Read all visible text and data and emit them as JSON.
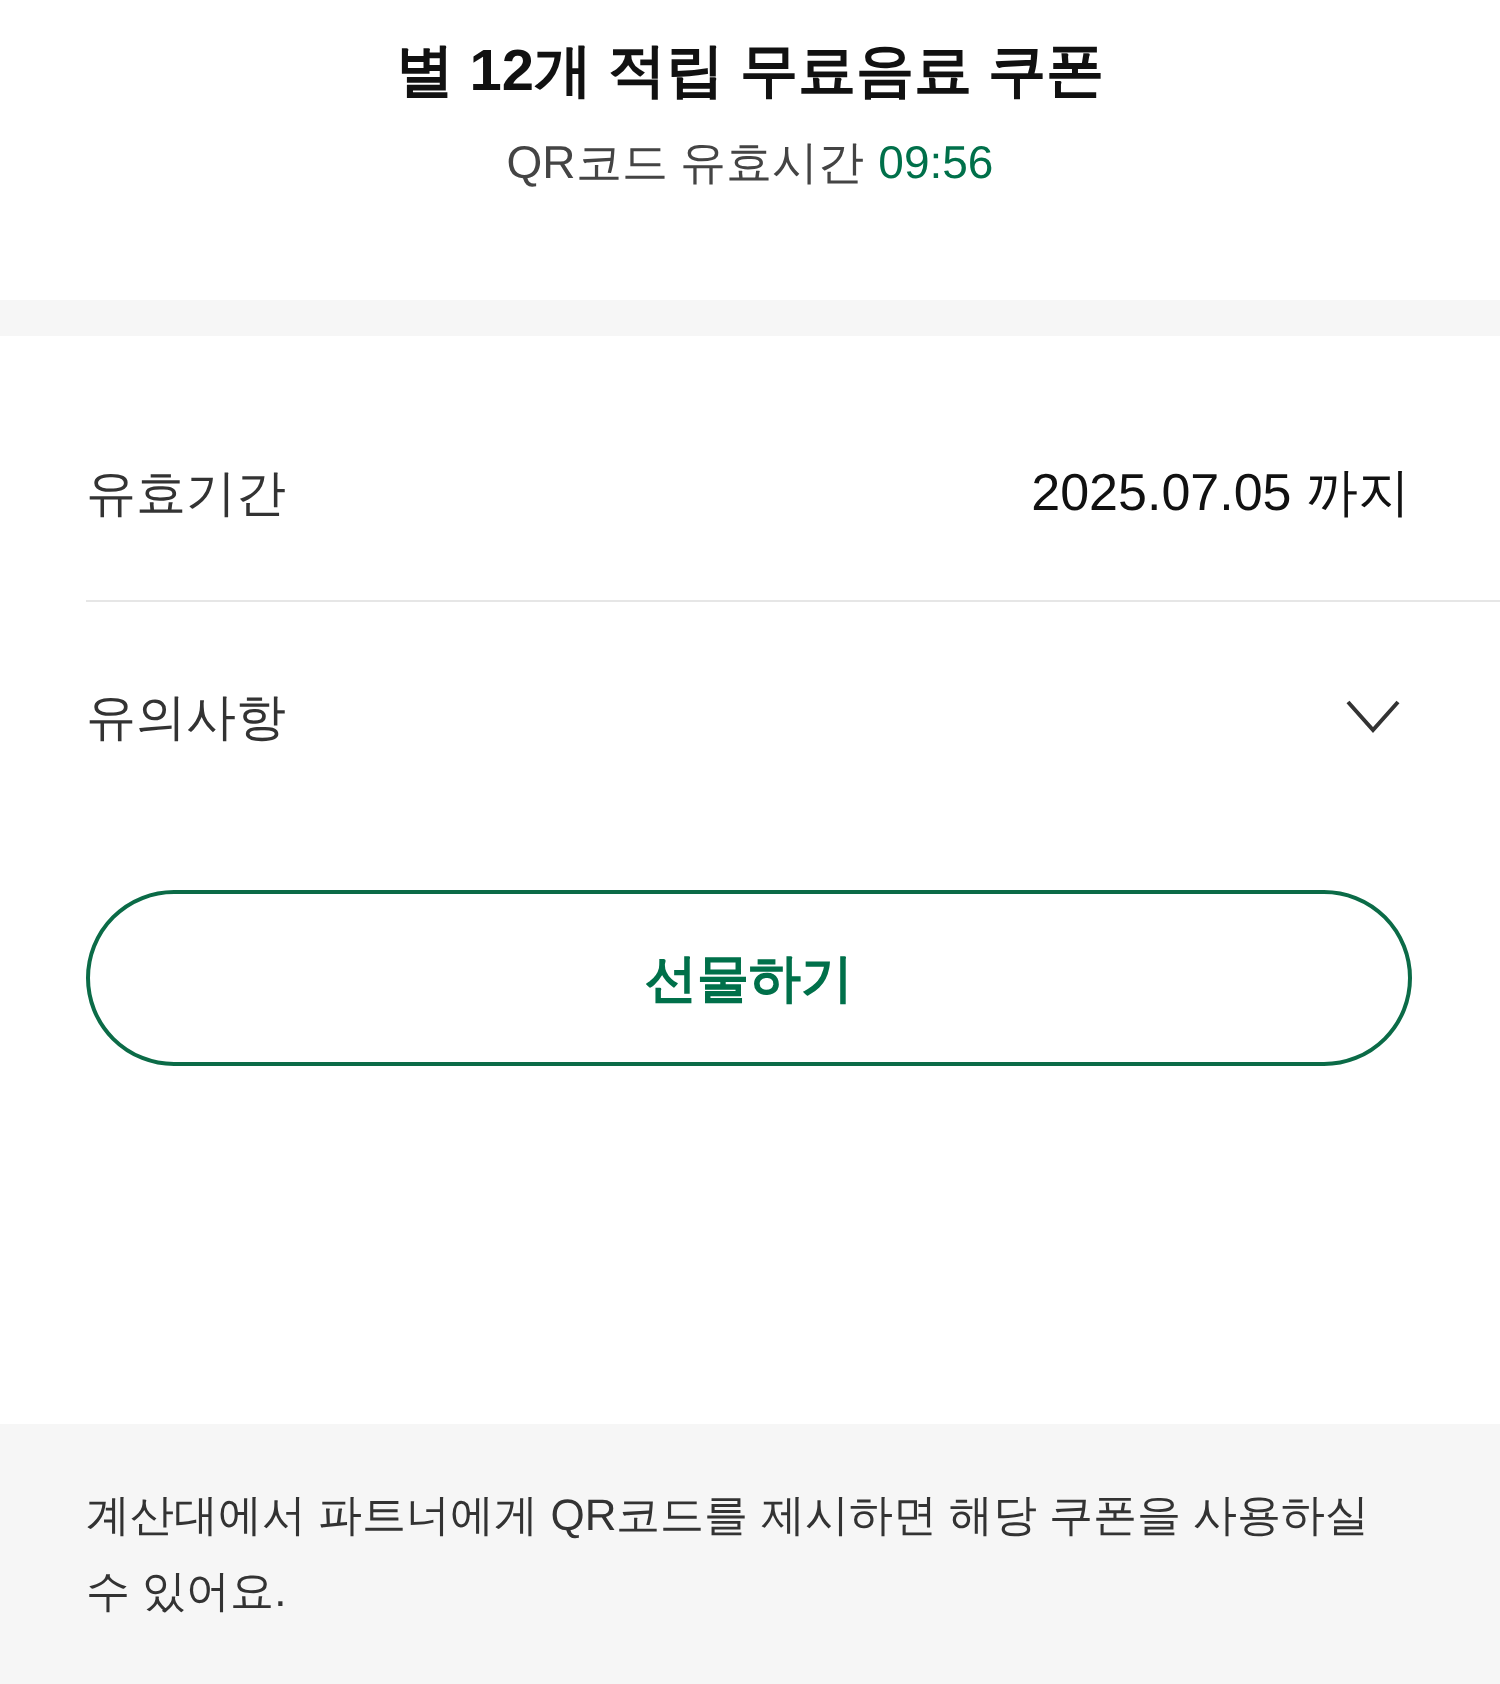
{
  "header": {
    "title": "별 12개 적립 무료음료 쿠폰",
    "qr_validity": {
      "label": "QR코드 유효시간",
      "timer": "09:56"
    }
  },
  "details": [
    {
      "kind": "value",
      "label": "유효기간",
      "value": "2025.07.05 까지"
    },
    {
      "kind": "expandable",
      "label": "유의사항",
      "expanded": false
    }
  ],
  "gift_button": {
    "label": "선물하기"
  },
  "notice": "계산대에서 파트너에게 QR코드를 제시하면 해당 쿠폰을 사용하실 수 있어요."
}
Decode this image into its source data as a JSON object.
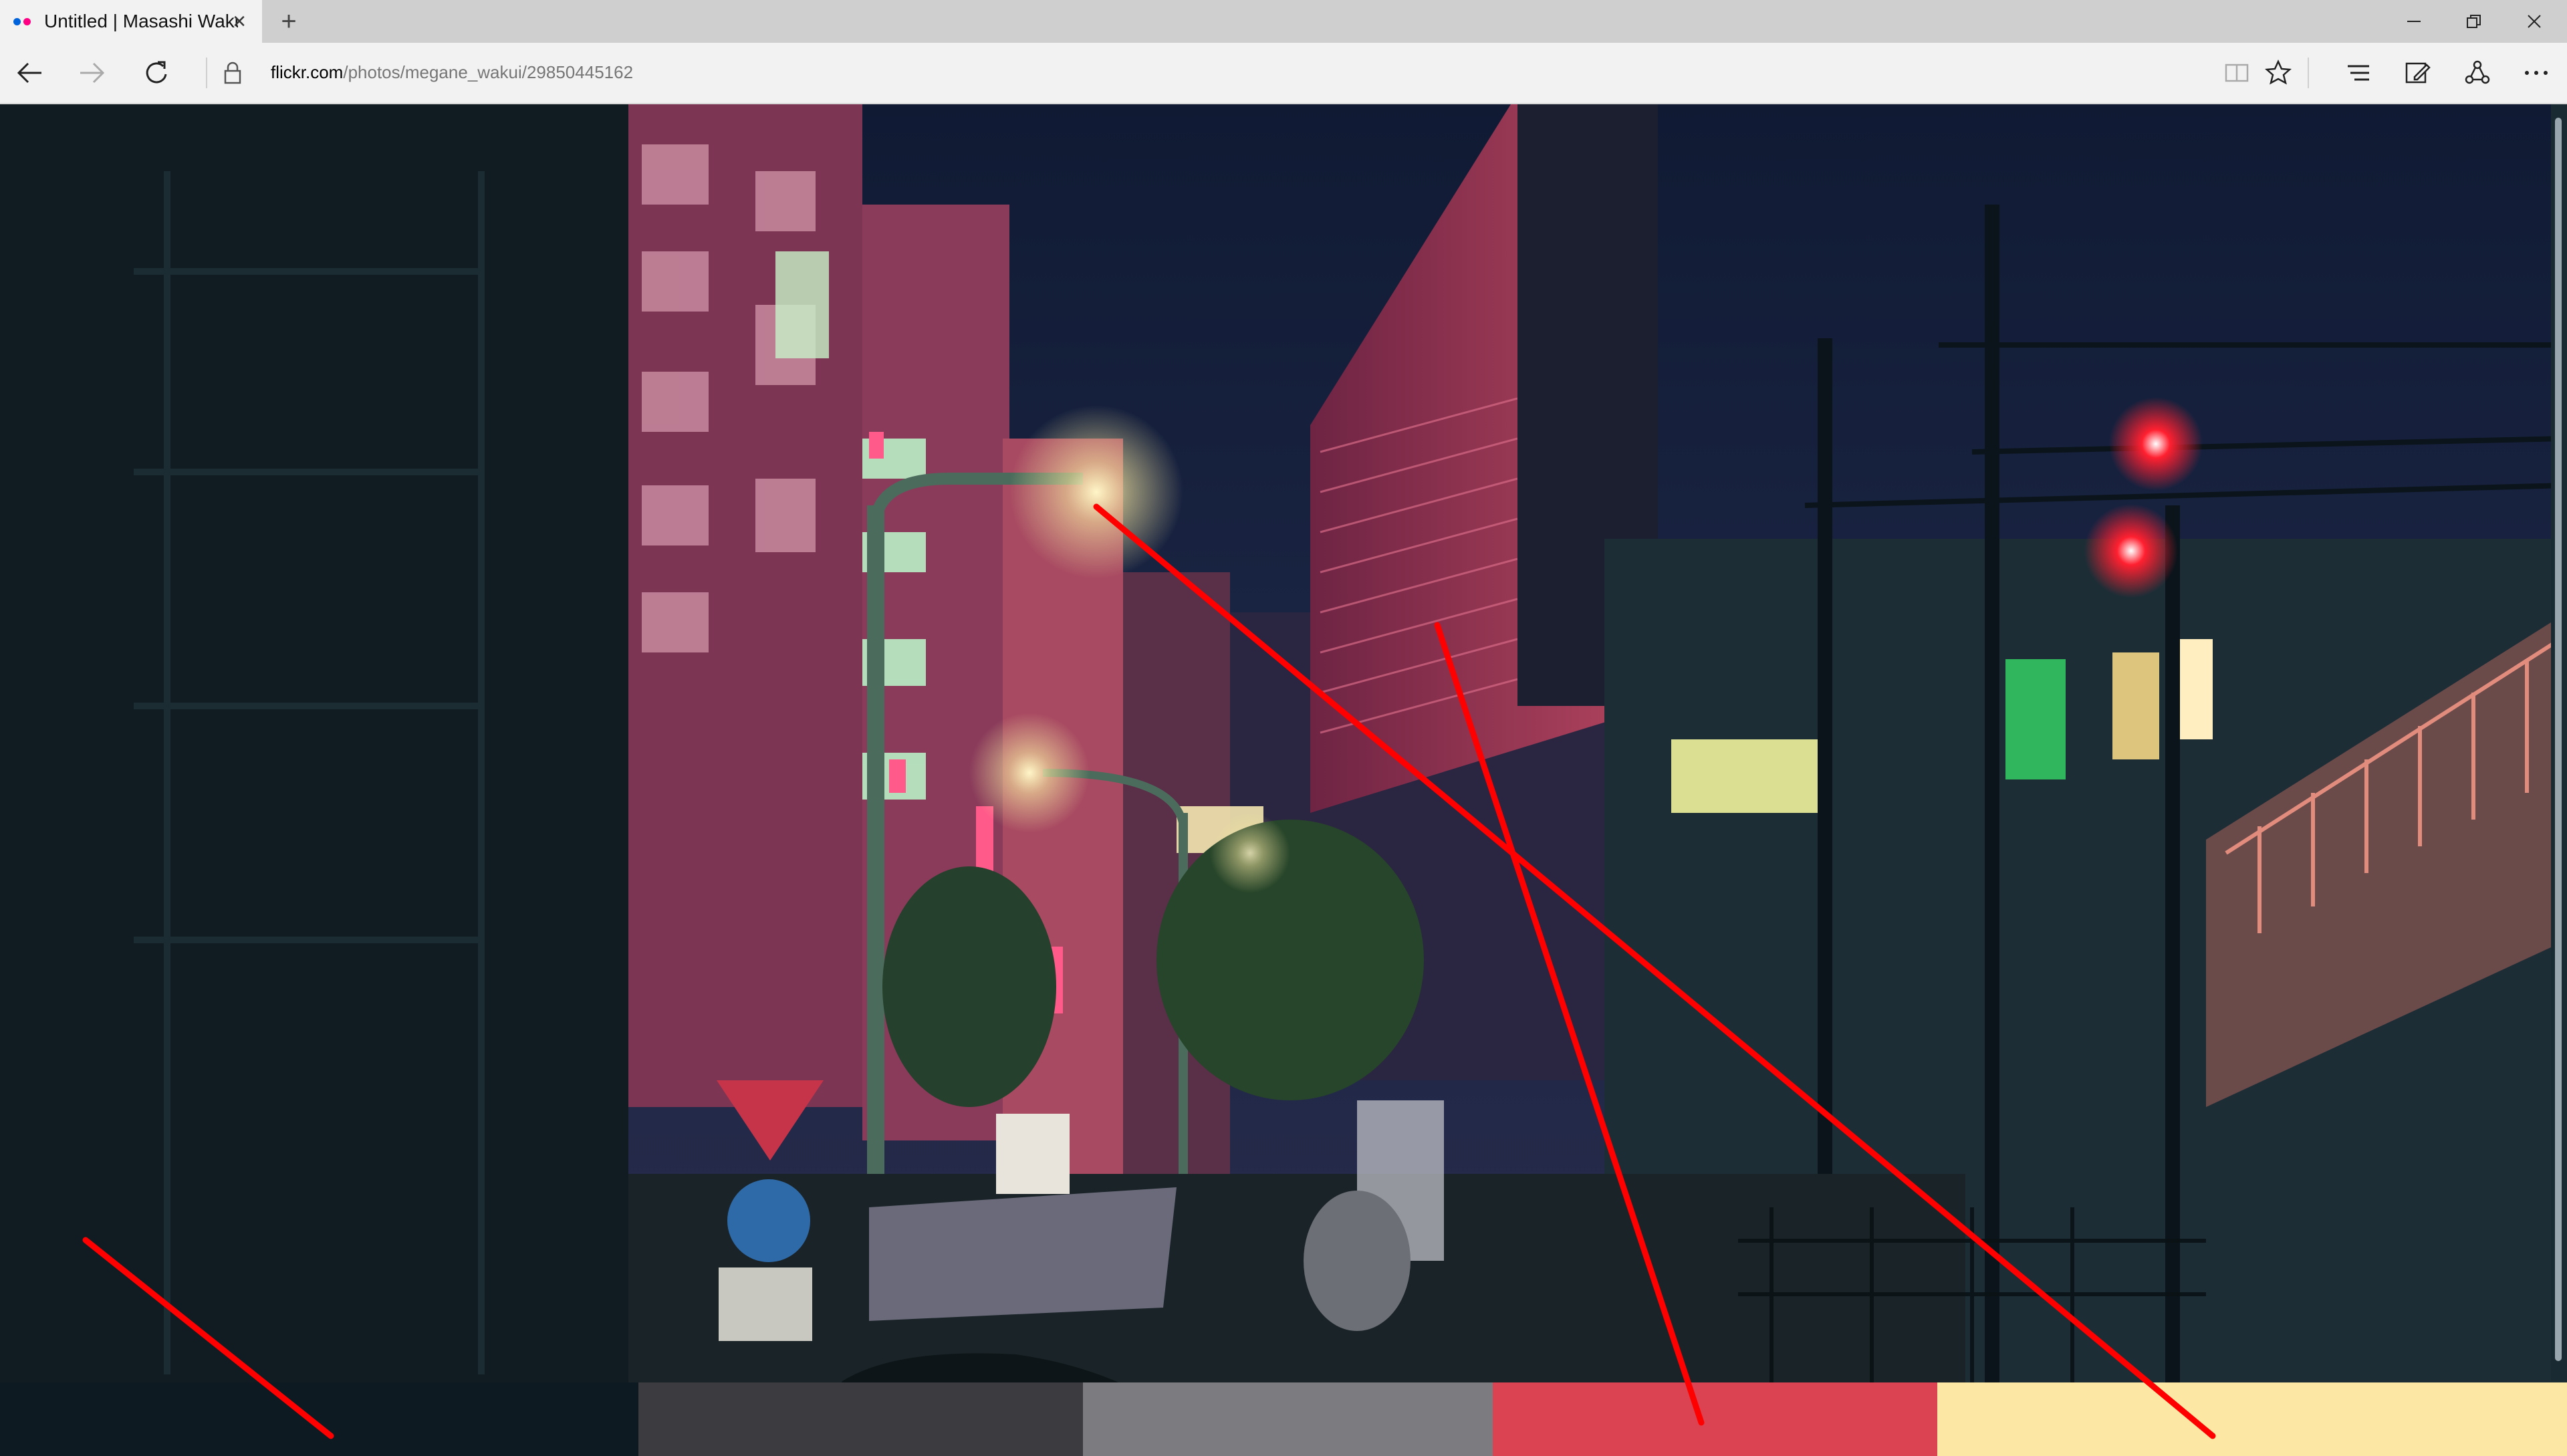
{
  "browser": {
    "tab": {
      "title": "Untitled | Masashi Wakui",
      "favicon_colors": [
        "#0063dc",
        "#ff0084"
      ]
    },
    "url": {
      "domain": "flickr.com",
      "path": "/photos/megane_wakui/29850445162"
    },
    "icons": {
      "back": "arrow-left-icon",
      "forward": "arrow-right-icon",
      "refresh": "refresh-icon",
      "lock": "lock-icon",
      "reading_view": "book-icon",
      "favorite": "star-icon",
      "hub": "hub-icon",
      "notes": "pen-icon",
      "share": "share-icon",
      "more": "more-icon",
      "minimize": "minimize-icon",
      "restore": "restore-icon",
      "close": "close-icon"
    }
  },
  "content": {
    "image_subject": "night city street with neon signs, streetlights, traffic signals and railway",
    "palette_colors": [
      "#0e1a22",
      "#3b3b40",
      "#7b7b80",
      "#dc4352",
      "#fde7a4"
    ],
    "annotation_color": "#ff0000"
  }
}
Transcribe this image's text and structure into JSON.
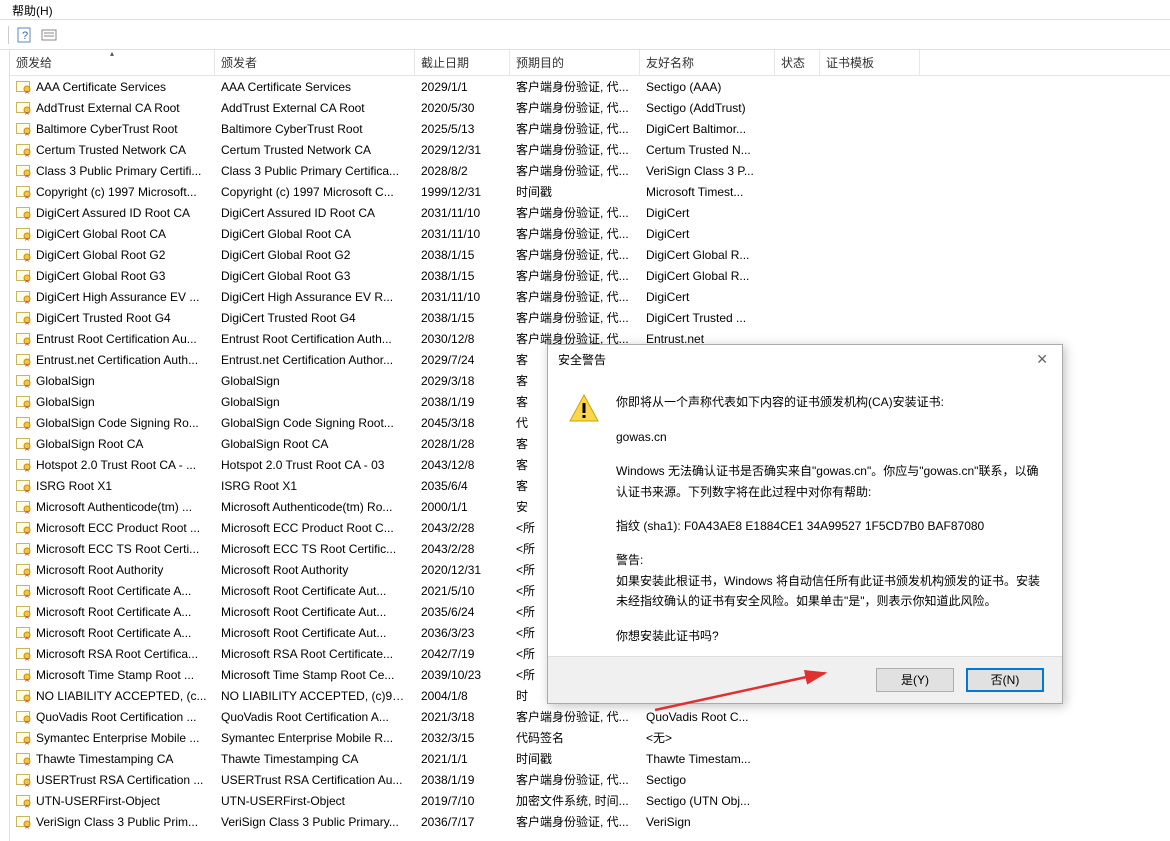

● ● ●

**The task:** Nothing in the entries should change as you copy them, except that the pictures are left out.

**Result below:**
Read all visible text and data and emit them as JSON.
{
  "header": {
    "title": "별 12개 적립 무료음료 쿠폰",
    "qr_validity": {
      "label": "QR코드 유효시간",
      "timer": "09:56"
    }
  },
  "details": [
    {
      "kind": "value",
      "label": "유효기간",
      "value": "2025.07.05 까지"
    },
    {
      "kind": "expandable",
      "label": "유의사항",
      "expanded": false
    }
  ],
  "gift_button": {
    "label": "선물하기"
  },
  "notice": "계산대에서 파트너에게 QR코드를 제시하면 해당 쿠폰을 사용하실 수 있어요."
}
Decode this image into its source data as a JSON object.
{
  "browser": {
    "tab": {
      "title": "Untitled | Masashi Wakui",
      "favicon_colors": [
        "#0063dc",
        "#ff0084"
      ]
    },
    "url": {
      "domain": "flickr.com",
      "path": "/photos/megane_wakui/29850445162"
    },
    "icons": {
      "back": "arrow-left-icon",
      "forward": "arrow-right-icon",
      "refresh": "refresh-icon",
      "lock": "lock-icon",
      "reading_view": "book-icon",
      "favorite": "star-icon",
      "hub": "hub-icon",
      "notes": "pen-icon",
      "share": "share-icon",
      "more": "more-icon",
      "minimize": "minimize-icon",
      "restore": "restore-icon",
      "close": "close-icon"
    }
  },
  "content": {
    "image_subject": "night city street with neon signs, streetlights, traffic signals and railway",
    "palette_colors": [
      "#0e1a22",
      "#3b3b40",
      "#7b7b80",
      "#dc4352",
      "#fde7a4"
    ],
    "annotation_color": "#ff0000"
  }
}
Transcribe this image's text and structure into JSON.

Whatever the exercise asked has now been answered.